In the material below, the lines containing the word "title" are required; copy each of them.

--- start of DATA IN THIS EXERCISE ---

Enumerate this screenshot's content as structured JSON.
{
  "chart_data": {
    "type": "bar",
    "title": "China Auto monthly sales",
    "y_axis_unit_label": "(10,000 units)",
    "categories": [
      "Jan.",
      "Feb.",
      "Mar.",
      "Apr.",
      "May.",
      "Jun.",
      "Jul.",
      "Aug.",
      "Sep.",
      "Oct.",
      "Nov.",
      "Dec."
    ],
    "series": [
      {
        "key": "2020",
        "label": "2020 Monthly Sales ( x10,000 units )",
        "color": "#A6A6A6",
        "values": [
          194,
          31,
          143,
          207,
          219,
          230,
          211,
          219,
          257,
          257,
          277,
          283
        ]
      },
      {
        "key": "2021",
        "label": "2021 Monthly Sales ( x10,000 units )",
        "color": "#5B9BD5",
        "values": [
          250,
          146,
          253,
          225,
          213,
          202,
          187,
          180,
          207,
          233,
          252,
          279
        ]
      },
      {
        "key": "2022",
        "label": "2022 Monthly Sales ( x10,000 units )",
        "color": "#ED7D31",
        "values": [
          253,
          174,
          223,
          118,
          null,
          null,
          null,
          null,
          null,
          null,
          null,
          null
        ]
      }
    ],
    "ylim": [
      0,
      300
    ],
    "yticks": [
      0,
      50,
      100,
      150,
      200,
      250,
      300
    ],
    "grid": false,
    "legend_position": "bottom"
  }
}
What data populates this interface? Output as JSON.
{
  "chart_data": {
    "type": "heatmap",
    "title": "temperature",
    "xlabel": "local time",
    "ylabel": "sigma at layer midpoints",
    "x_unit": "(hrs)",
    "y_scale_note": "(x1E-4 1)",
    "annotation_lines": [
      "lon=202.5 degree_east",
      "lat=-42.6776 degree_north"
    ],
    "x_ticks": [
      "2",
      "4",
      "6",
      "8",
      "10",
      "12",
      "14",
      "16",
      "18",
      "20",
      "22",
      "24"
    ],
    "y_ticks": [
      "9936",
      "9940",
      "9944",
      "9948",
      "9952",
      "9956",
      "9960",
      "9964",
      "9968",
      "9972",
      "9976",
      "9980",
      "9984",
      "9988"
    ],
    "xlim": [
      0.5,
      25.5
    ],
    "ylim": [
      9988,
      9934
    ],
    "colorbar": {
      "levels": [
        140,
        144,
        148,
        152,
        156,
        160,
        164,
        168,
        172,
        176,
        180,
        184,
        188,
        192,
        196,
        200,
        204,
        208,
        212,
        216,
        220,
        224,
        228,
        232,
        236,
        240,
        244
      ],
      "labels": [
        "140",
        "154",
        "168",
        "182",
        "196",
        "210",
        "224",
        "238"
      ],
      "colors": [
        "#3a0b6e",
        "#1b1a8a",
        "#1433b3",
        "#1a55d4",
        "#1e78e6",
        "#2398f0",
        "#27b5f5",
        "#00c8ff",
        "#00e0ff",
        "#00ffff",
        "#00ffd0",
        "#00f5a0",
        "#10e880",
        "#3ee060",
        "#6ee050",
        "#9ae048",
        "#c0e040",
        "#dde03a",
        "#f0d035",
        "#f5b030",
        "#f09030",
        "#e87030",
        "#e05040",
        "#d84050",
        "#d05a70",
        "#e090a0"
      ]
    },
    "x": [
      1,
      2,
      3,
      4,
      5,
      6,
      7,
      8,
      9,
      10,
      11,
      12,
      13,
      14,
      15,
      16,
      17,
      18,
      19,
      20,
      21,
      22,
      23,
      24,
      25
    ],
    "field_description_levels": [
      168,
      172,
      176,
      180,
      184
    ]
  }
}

--- end of DATA IN THIS EXERCISE ---

§ **OUTPUT OF THE EXERCISE**
    "title": "China Auto monthly sales",
    "title": "temperature",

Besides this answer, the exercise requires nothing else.